**Exercise**
Go through the listing and copy each line with the string "lebih".

══════════════════════════════

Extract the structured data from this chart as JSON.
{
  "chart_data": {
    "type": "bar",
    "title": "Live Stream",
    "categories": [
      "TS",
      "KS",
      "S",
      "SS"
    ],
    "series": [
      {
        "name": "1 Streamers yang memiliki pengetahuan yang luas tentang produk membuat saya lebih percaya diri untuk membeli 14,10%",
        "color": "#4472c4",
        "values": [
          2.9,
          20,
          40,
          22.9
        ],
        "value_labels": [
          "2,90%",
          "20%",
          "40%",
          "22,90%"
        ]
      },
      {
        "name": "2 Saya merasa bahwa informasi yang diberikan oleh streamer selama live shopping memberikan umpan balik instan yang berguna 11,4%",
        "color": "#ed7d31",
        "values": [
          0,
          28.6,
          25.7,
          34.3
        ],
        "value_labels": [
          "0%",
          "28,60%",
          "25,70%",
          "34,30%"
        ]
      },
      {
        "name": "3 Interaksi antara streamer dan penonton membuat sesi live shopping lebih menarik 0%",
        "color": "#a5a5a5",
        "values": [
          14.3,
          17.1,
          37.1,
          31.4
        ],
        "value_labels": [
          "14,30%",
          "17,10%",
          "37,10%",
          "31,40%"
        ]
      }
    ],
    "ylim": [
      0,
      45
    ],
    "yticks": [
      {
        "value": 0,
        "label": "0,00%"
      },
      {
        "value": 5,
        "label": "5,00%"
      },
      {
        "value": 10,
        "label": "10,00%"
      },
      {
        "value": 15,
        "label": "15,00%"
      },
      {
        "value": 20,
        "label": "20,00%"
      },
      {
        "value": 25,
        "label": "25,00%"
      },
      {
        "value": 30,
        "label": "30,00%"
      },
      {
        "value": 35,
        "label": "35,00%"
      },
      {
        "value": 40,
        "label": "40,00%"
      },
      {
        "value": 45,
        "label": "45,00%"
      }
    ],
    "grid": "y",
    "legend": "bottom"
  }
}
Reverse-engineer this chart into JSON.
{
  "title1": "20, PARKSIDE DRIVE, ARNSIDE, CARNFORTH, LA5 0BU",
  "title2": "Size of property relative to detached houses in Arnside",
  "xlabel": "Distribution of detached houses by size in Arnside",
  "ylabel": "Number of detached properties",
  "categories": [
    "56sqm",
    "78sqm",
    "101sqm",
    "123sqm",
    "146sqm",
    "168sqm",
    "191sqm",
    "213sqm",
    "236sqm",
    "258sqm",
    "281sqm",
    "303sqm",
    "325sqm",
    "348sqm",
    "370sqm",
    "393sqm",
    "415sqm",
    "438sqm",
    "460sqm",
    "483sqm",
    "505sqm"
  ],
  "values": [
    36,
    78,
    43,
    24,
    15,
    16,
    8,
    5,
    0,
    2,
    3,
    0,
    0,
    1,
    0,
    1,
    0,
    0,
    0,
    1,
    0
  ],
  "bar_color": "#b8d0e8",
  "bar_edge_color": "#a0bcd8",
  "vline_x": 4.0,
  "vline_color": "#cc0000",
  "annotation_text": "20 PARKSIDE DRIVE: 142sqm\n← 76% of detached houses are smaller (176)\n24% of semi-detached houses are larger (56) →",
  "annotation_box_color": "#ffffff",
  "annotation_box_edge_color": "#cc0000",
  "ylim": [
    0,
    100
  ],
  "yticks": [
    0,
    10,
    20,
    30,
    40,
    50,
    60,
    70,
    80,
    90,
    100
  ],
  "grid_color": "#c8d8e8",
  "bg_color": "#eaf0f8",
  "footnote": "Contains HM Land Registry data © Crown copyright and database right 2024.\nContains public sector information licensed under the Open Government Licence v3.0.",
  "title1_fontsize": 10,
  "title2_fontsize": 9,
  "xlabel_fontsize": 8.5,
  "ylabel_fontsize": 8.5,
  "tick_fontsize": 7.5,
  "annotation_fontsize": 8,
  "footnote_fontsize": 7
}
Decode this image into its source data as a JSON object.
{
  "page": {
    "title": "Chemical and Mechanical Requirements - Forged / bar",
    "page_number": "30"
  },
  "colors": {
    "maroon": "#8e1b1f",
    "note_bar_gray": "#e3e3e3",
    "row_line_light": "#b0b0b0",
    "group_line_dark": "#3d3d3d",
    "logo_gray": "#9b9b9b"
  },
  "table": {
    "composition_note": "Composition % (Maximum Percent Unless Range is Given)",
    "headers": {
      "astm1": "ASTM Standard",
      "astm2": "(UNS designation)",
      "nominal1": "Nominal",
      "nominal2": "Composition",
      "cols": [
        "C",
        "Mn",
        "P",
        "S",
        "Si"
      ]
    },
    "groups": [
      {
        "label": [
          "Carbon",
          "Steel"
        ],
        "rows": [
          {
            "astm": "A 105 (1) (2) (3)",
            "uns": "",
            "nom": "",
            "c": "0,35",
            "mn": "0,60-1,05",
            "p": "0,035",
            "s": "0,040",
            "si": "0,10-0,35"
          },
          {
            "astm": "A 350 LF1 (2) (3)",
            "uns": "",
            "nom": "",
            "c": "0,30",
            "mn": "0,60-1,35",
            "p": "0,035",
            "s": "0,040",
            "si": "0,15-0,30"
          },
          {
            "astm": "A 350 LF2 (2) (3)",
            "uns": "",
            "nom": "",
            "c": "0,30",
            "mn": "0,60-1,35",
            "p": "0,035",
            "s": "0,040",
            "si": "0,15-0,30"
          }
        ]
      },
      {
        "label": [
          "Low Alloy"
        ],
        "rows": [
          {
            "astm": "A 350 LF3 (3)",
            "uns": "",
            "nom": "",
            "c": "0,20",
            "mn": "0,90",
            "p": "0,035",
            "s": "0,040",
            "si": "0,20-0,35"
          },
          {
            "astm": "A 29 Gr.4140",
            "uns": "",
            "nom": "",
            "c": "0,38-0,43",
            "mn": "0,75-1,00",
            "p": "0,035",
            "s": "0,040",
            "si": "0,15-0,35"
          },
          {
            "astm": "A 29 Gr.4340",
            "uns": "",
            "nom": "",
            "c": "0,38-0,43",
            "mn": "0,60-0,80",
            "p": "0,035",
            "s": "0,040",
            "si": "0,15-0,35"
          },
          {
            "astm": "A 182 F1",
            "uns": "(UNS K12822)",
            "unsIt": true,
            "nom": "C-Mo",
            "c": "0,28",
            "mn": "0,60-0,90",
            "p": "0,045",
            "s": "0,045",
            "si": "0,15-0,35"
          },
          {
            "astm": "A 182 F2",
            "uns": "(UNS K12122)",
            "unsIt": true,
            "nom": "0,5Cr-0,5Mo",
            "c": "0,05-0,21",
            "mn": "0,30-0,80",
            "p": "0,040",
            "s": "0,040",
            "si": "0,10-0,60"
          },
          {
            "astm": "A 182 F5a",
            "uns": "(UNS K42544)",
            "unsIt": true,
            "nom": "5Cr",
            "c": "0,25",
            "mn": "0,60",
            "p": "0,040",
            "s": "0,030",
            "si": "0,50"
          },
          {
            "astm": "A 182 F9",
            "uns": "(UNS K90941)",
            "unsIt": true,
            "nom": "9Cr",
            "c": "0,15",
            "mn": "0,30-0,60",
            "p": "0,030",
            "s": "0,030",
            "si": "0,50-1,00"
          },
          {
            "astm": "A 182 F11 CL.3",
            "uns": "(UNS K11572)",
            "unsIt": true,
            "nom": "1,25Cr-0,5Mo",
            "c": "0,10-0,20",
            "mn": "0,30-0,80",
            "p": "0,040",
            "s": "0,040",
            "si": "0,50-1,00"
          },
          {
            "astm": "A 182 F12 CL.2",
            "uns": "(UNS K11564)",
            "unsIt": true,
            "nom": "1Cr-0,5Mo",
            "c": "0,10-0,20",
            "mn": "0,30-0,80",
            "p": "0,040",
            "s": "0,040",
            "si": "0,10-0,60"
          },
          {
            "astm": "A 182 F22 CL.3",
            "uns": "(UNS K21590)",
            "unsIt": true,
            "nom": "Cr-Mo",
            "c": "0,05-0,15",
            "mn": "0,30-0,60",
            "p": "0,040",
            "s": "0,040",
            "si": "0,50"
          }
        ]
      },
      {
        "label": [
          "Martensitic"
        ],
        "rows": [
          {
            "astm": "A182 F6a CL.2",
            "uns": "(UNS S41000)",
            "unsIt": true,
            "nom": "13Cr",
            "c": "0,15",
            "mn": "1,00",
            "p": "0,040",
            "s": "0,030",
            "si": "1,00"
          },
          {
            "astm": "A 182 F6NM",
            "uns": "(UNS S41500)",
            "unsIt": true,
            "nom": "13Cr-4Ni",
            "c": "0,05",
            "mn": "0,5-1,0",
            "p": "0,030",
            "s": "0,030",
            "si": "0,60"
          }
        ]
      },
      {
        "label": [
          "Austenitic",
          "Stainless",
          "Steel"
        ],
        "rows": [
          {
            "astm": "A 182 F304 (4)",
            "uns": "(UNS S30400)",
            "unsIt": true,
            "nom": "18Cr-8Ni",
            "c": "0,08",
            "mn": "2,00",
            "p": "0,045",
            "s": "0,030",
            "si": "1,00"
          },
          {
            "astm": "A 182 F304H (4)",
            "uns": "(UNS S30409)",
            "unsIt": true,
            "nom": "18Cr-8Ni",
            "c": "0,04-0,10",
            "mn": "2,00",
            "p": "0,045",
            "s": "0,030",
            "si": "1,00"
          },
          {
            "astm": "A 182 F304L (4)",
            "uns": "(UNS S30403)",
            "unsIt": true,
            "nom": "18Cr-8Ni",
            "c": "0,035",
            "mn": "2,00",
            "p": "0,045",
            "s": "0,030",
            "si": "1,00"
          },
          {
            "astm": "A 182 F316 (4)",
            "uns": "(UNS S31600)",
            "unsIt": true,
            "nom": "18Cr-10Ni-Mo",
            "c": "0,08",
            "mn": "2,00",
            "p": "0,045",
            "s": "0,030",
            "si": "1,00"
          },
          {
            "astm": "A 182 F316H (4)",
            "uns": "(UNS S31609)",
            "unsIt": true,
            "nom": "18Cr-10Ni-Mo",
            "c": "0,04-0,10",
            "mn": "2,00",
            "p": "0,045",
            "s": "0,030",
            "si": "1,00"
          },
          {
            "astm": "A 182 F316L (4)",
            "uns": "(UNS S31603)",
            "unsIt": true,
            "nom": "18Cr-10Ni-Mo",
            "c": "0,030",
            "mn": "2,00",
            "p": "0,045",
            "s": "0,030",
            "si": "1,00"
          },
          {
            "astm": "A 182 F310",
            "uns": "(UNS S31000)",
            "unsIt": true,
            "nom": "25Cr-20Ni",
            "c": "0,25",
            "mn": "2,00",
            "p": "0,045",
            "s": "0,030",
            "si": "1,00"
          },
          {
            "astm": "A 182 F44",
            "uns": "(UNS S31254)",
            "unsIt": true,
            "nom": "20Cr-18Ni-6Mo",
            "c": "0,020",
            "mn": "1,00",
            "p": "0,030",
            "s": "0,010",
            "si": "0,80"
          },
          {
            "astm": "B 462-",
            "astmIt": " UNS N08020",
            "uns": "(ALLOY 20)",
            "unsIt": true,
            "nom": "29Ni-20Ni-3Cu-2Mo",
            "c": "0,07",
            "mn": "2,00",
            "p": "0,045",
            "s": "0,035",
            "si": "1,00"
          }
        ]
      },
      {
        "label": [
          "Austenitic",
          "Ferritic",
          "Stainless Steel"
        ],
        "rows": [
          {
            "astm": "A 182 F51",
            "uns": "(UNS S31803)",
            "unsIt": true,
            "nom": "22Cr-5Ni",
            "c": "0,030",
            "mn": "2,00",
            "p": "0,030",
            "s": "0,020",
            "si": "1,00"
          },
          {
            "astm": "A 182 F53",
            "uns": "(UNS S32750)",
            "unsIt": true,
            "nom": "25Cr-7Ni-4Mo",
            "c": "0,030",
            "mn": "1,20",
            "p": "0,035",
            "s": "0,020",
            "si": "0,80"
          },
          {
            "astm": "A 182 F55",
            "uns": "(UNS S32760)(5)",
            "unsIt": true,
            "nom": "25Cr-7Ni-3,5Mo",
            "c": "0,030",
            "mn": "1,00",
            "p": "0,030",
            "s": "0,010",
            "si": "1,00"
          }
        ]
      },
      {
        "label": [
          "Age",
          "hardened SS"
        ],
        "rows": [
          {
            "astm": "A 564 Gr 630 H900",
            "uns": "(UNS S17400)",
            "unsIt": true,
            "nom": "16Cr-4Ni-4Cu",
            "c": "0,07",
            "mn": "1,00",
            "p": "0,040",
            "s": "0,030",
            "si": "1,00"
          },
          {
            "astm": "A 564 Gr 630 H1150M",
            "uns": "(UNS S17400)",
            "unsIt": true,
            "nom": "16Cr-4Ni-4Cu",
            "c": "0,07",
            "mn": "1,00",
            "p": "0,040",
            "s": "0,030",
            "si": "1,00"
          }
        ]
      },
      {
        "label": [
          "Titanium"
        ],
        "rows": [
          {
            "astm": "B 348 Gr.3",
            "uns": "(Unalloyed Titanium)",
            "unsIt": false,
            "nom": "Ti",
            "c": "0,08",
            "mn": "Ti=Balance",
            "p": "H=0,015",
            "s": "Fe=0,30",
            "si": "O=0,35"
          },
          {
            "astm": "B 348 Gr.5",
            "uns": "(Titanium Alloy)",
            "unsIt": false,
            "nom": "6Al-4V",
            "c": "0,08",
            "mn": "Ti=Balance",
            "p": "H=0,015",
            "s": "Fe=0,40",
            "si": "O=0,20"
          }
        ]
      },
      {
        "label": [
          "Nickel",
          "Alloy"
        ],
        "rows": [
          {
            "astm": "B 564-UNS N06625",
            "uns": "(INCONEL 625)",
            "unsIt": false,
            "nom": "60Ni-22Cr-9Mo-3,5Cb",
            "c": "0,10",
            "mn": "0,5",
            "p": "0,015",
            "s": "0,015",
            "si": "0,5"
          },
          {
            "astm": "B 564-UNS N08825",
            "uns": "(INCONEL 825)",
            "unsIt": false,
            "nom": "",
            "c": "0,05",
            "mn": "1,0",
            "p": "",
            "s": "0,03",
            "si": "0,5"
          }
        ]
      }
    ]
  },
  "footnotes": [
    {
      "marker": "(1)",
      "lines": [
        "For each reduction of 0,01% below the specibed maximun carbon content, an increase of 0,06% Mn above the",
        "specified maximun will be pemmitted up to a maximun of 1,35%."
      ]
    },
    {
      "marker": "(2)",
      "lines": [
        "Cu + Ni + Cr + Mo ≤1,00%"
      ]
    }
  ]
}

══════════════════════════════

**Task solution**
        "name": "1 Streamers yang memiliki pengetahuan yang luas tentang produk membuat saya lebih percaya diri untuk membeli 14,10%",
        "name": "3 Interaksi antara streamer dan penonton membuat sesi live shopping lebih menarik 0%",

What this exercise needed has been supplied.